(TASK INPUT begins)
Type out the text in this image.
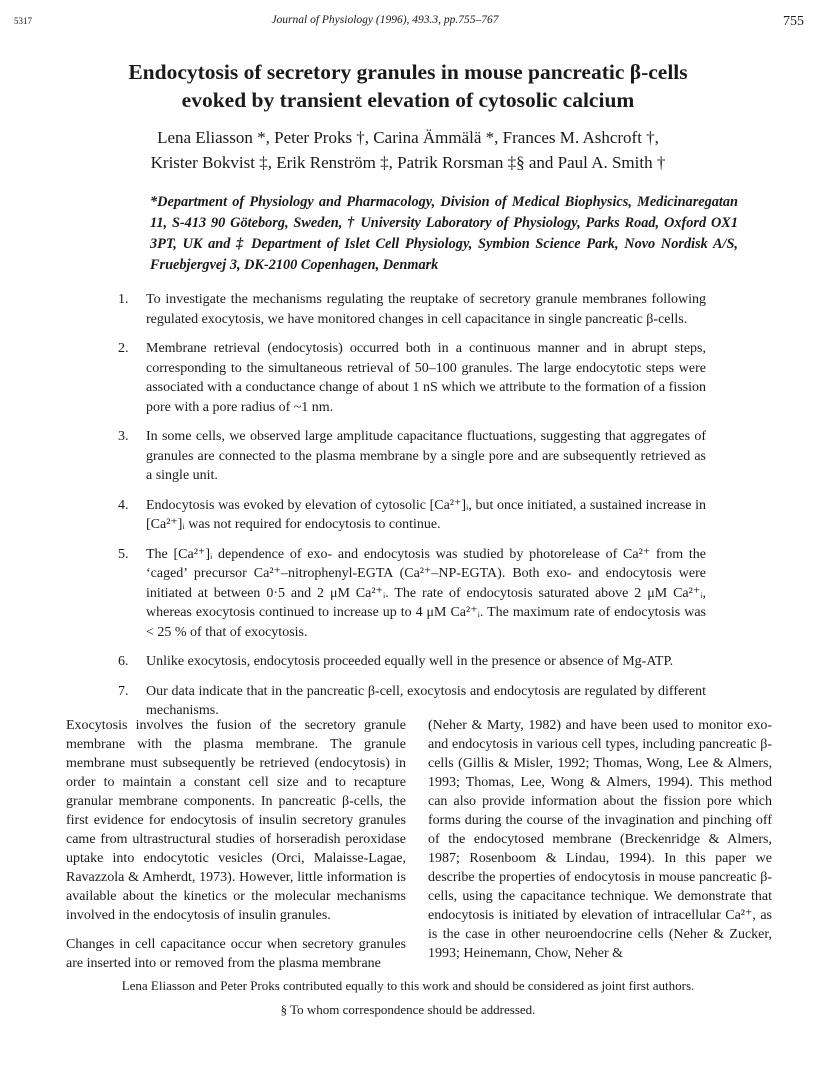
5317	Journal of Physiology (1996), 493.3, pp.755–767	755
Endocytosis of secretory granules in mouse pancreatic β-cells
evoked by transient elevation of cytosolic calcium
Lena Eliasson *, Peter Proks †, Carina Ämmälä *, Frances M. Ashcroft †,
Krister Bokvist ‡, Erik Renström ‡, Patrik Rorsman ‡§ and Paul A. Smith †
*Department of Physiology and Pharmacology, Division of Medical Biophysics, Medicinaregatan 11, S-413 90 Göteborg, Sweden, † University Laboratory of Physiology, Parks Road, Oxford OX1 3PT, UK and ‡ Department of Islet Cell Physiology, Symbion Science Park, Novo Nordisk A/S, Fruebjergvej 3, DK-2100 Copenhagen, Denmark
1. To investigate the mechanisms regulating the reuptake of secretory granule membranes following regulated exocytosis, we have monitored changes in cell capacitance in single pancreatic β-cells.
2. Membrane retrieval (endocytosis) occurred both in a continuous manner and in abrupt steps, corresponding to the simultaneous retrieval of 50–100 granules. The large endocytotic steps were associated with a conductance change of about 1 nS which we attribute to the formation of a fission pore with a pore radius of ~1 nm.
3. In some cells, we observed large amplitude capacitance fluctuations, suggesting that aggregates of granules are connected to the plasma membrane by a single pore and are subsequently retrieved as a single unit.
4. Endocytosis was evoked by elevation of cytosolic [Ca²⁺]ᵢ, but once initiated, a sustained increase in [Ca²⁺]ᵢ was not required for endocytosis to continue.
5. The [Ca²⁺]ᵢ dependence of exo- and endocytosis was studied by photorelease of Ca²⁺ from the ‘caged’ precursor Ca²⁺–nitrophenyl-EGTA (Ca²⁺–NP-EGTA). Both exo- and endocytosis were initiated at between 0·5 and 2 μM Ca²⁺ᵢ. The rate of endocytosis saturated above 2 μM Ca²⁺ᵢ, whereas exocytosis continued to increase up to 4 μM Ca²⁺ᵢ. The maximum rate of endocytosis was < 25 % of that of exocytosis.
6. Unlike exocytosis, endocytosis proceeded equally well in the presence or absence of Mg-ATP.
7. Our data indicate that in the pancreatic β-cell, exocytosis and endocytosis are regulated by different mechanisms.

Exocytosis involves the fusion of the secretory granule membrane with the plasma membrane. The granule membrane must subsequently be retrieved (endocytosis) in order to maintain a constant cell size and to recapture granular membrane components. In pancreatic β-cells, the first evidence for endocytosis of insulin secretory granules came from ultrastructural studies of horseradish peroxidase uptake into endocytotic vesicles (Orci, Malaisse-Lagae, Ravazzola & Amherdt, 1973). However, little information is available about the kinetics or the molecular mechanisms involved in the endocytosis of insulin granules.

Changes in cell capacitance occur when secretory granules are inserted into or removed from the plasma membrane

(Neher & Marty, 1982) and have been used to monitor exo- and endocytosis in various cell types, including pancreatic β-cells (Gillis & Misler, 1992; Thomas, Wong, Lee & Almers, 1993; Thomas, Lee, Wong & Almers, 1994). This method can also provide information about the fission pore which forms during the course of the invagination and pinching off of the endocytosed membrane (Breckenridge & Almers, 1987; Rosenboom & Lindau, 1994). In this paper we describe the properties of endocytosis in mouse pancreatic β-cells, using the capacitance technique. We demonstrate that endocytosis is initiated by elevation of intracellular Ca²⁺, as is the case in other neuroendocrine cells (Neher & Zucker, 1993; Heinemann, Chow, Neher &

Lena Eliasson and Peter Proks contributed equally to this work and should be considered as joint first authors.
§ To whom correspondence should be addressed.
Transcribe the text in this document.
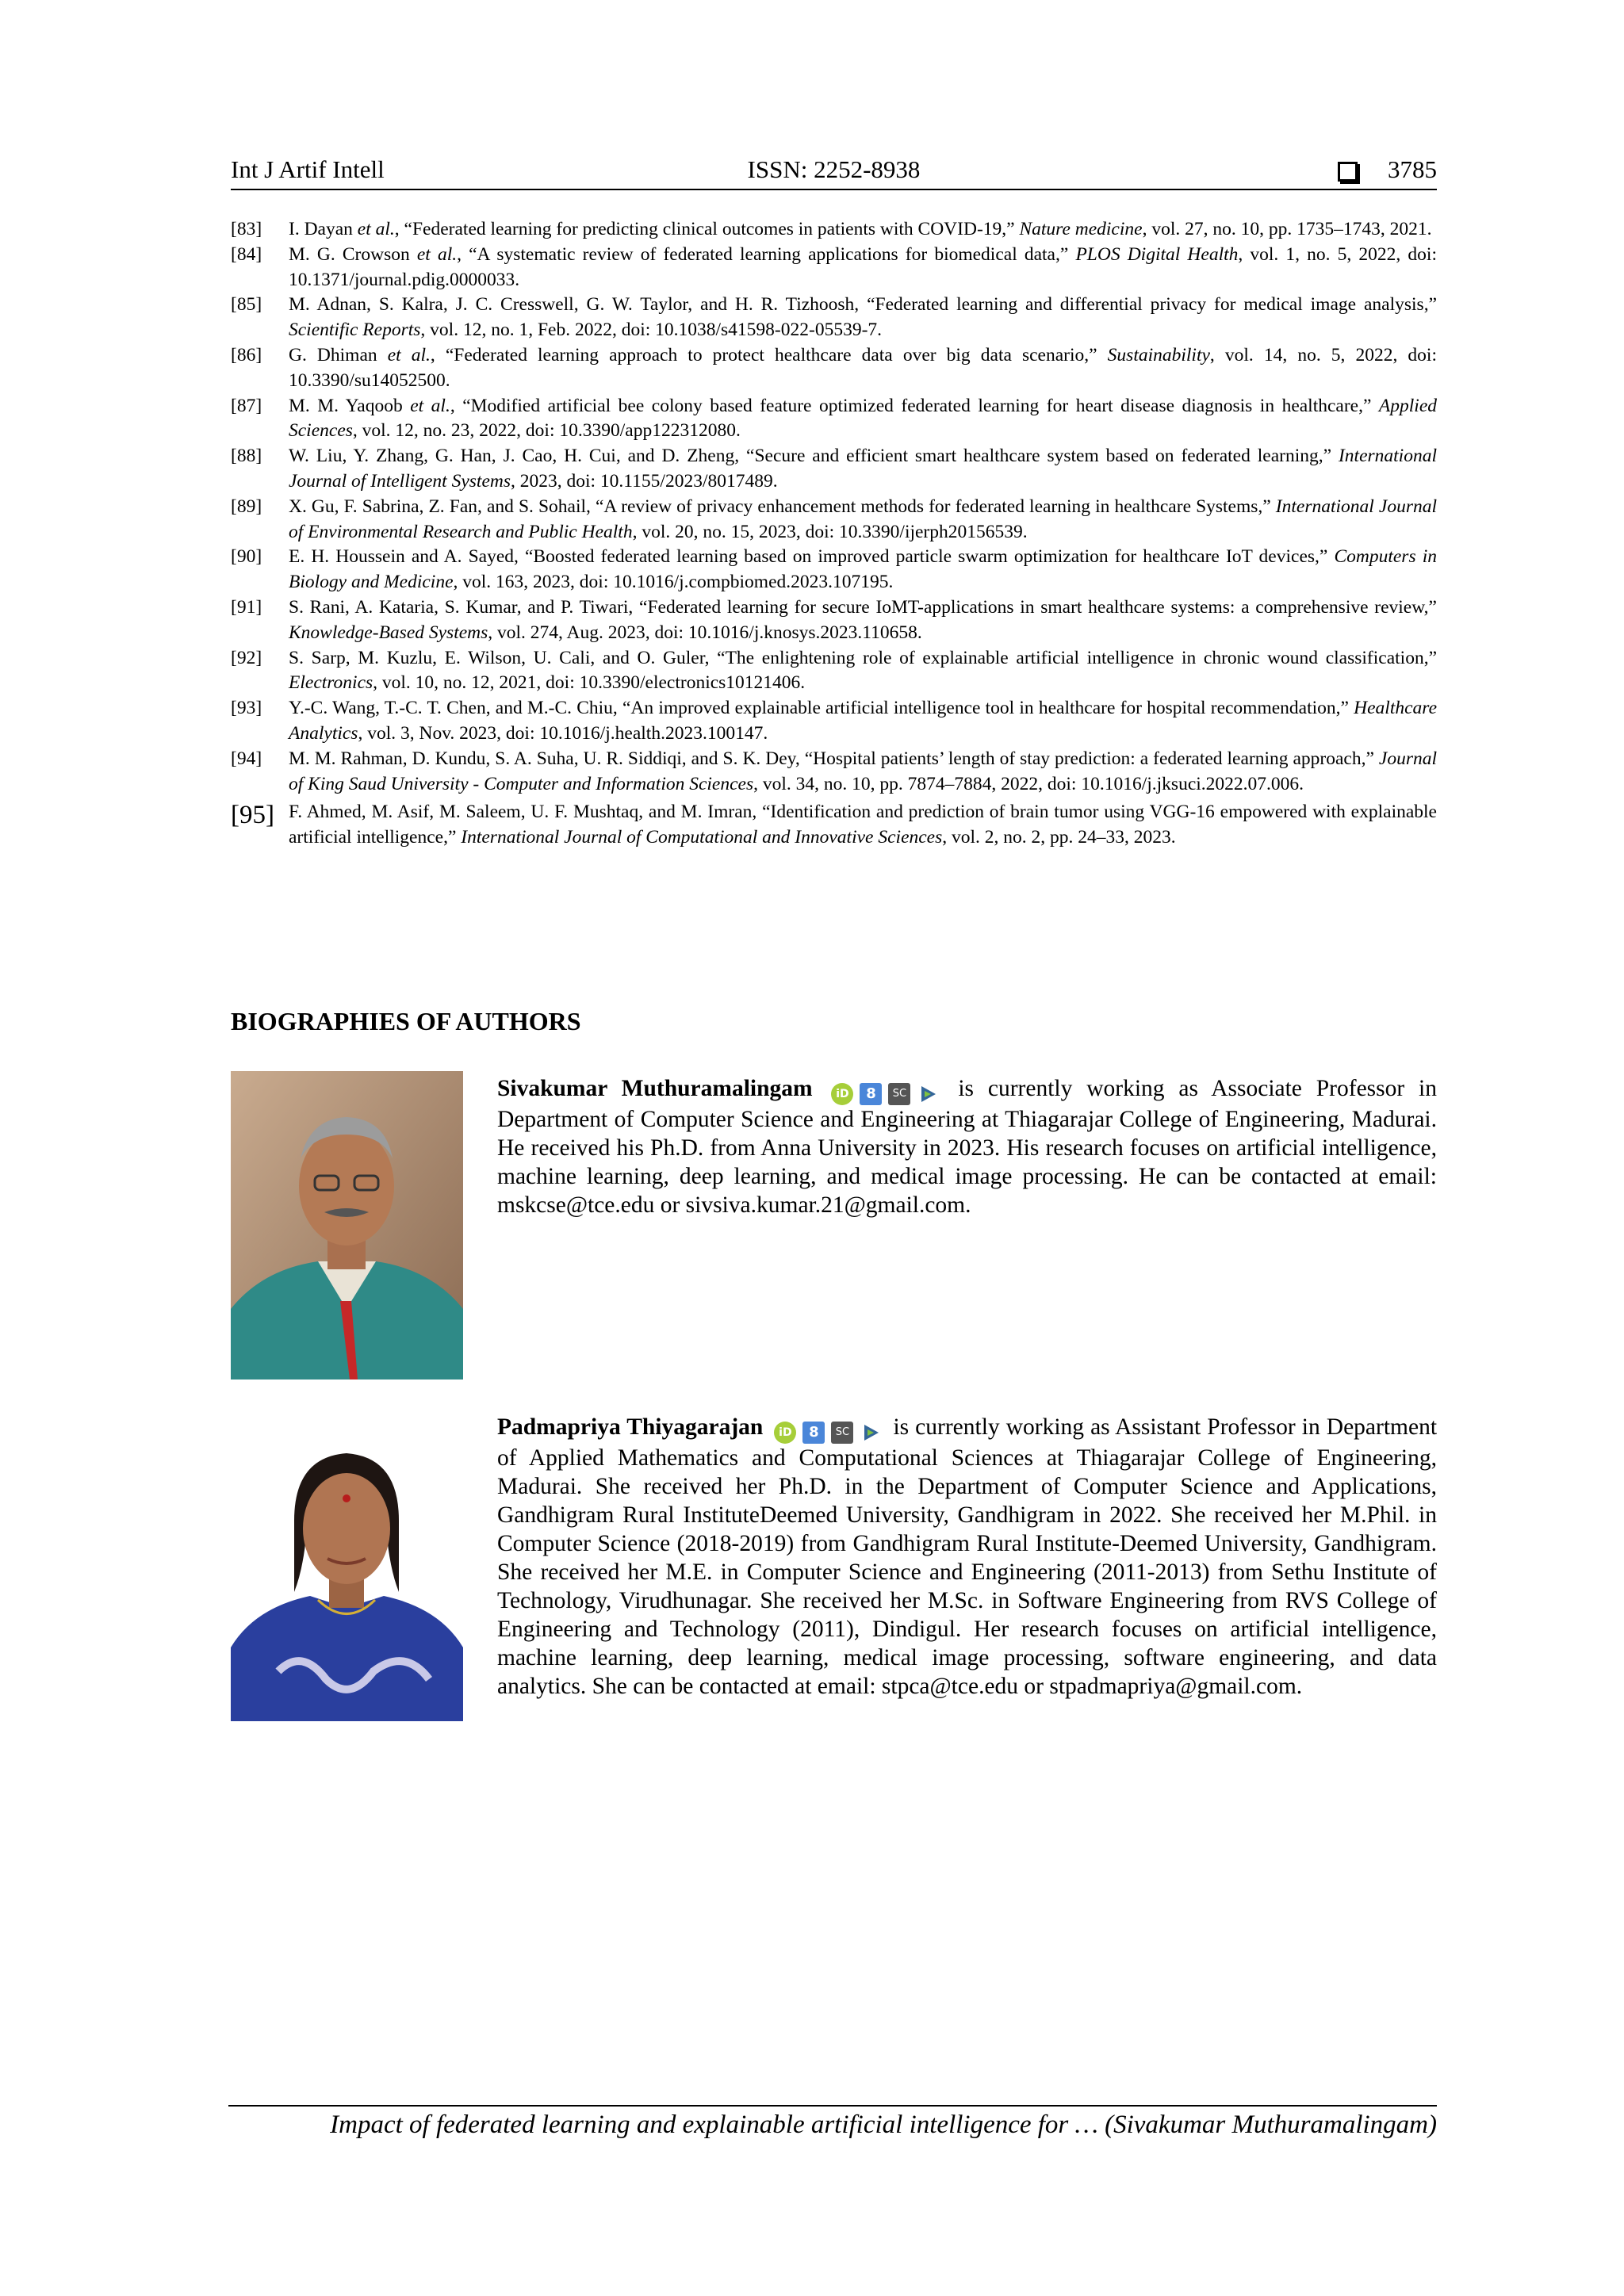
Int J Artif Intell	ISSN: 2252-8938	3785
[83]	I. Dayan et al., “Federated learning for predicting clinical outcomes in patients with COVID-19,” Nature medicine, vol. 27, no. 10, pp. 1735–1743, 2021.
[84]	M. G. Crowson et al., “A systematic review of federated learning applications for biomedical data,” PLOS Digital Health, vol. 1, no. 5, 2022, doi: 10.1371/journal.pdig.0000033.
[85]	M. Adnan, S. Kalra, J. C. Cresswell, G. W. Taylor, and H. R. Tizhoosh, “Federated learning and differential privacy for medical image analysis,” Scientific Reports, vol. 12, no. 1, Feb. 2022, doi: 10.1038/s41598-022-05539-7.
[86]	G. Dhiman et al., “Federated learning approach to protect healthcare data over big data scenario,” Sustainability, vol. 14, no. 5, 2022, doi: 10.3390/su14052500.
[87]	M. M. Yaqoob et al., “Modified artificial bee colony based feature optimized federated learning for heart disease diagnosis in healthcare,” Applied Sciences, vol. 12, no. 23, 2022, doi: 10.3390/app122312080.
[88]	W. Liu, Y. Zhang, G. Han, J. Cao, H. Cui, and D. Zheng, “Secure and efficient smart healthcare system based on federated learning,” International Journal of Intelligent Systems, 2023, doi: 10.1155/2023/8017489.
[89]	X. Gu, F. Sabrina, Z. Fan, and S. Sohail, “A review of privacy enhancement methods for federated learning in healthcare Systems,” International Journal of Environmental Research and Public Health, vol. 20, no. 15, 2023, doi: 10.3390/ijerph20156539.
[90]	E. H. Houssein and A. Sayed, “Boosted federated learning based on improved particle swarm optimization for healthcare IoT devices,” Computers in Biology and Medicine, vol. 163, 2023, doi: 10.1016/j.compbiomed.2023.107195.
[91]	S. Rani, A. Kataria, S. Kumar, and P. Tiwari, “Federated learning for secure IoMT-applications in smart healthcare systems: a comprehensive review,” Knowledge-Based Systems, vol. 274, Aug. 2023, doi: 10.1016/j.knosys.2023.110658.
[92]	S. Sarp, M. Kuzlu, E. Wilson, U. Cali, and O. Guler, “The enlightening role of explainable artificial intelligence in chronic wound classification,” Electronics, vol. 10, no. 12, 2021, doi: 10.3390/electronics10121406.
[93]	Y.-C. Wang, T.-C. T. Chen, and M.-C. Chiu, “An improved explainable artificial intelligence tool in healthcare for hospital recommendation,” Healthcare Analytics, vol. 3, Nov. 2023, doi: 10.1016/j.health.2023.100147.
[94]	M. M. Rahman, D. Kundu, S. A. Suha, U. R. Siddiqi, and S. K. Dey, “Hospital patients’ length of stay prediction: a federated learning approach,” Journal of King Saud University - Computer and Information Sciences, vol. 34, no. 10, pp. 7874–7884, 2022, doi: 10.1016/j.jksuci.2022.07.006.
[95] F. Ahmed, M. Asif, M. Saleem, U. F. Mushtaq, and M. Imran, “Identification and prediction of brain tumor using VGG-16 empowered with explainable artificial intelligence,” International Journal of Computational and Innovative Sciences, vol. 2, no. 2, pp. 24–33, 2023.
BIOGRAPHIES OF AUTHORS
Sivakumar Muthuramalingam	iD	8	SC is currently working as Associate Professor in Department of Computer Science and Engineering at Thiagarajar College of Engineering, Madurai. He received his Ph.D. from Anna University in 2023. His research focuses on artificial intelligence, machine learning, deep learning, and medical image processing. He can be contacted at email: mskcse@tce.edu or sivsiva.kumar.21@gmail.com.
Padmapriya Thiyagarajan	iD	8	SC is currently working as Assistant Professor in Department of Applied Mathematics and Computational Sciences at Thiagarajar College of Engineering, Madurai. She received her Ph.D. in the Department of Computer Science and Applications, Gandhigram Rural InstituteDeemed University, Gandhigram in 2022. She received her M.Phil. in Computer Science (2018-2019) from Gandhigram Rural Institute-Deemed University, Gandhigram. She received her M.E. in Computer Science and Engineering (2011-2013) from Sethu Institute of Technology, Virudhunagar. She received her M.Sc. in Software Engineering from RVS College of Engineering and Technology (2011), Dindigul. Her research focuses on artificial intelligence, machine learning, deep learning, medical image processing, software engineering, and data analytics. She can be contacted at email: stpca@tce.edu or stpadmapriya@gmail.com.
Impact of federated learning and explainable artificial intelligence for … (Sivakumar Muthuramalingam)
(TASK INPUT ends)
YOUR OBJECTIVE
Only lines containing the string "cytosolic" are needed. Pull each of them out of the records above.

SOLUTION TO THIS PROBLEM
evoked by transient elevation of cytosolic calcium
4. Endocytosis was evoked by elevation of cytosolic [Ca²⁺]ᵢ, but once initiated, a sustained increase in [Ca²⁺]ᵢ was not required for endocytosis to continue.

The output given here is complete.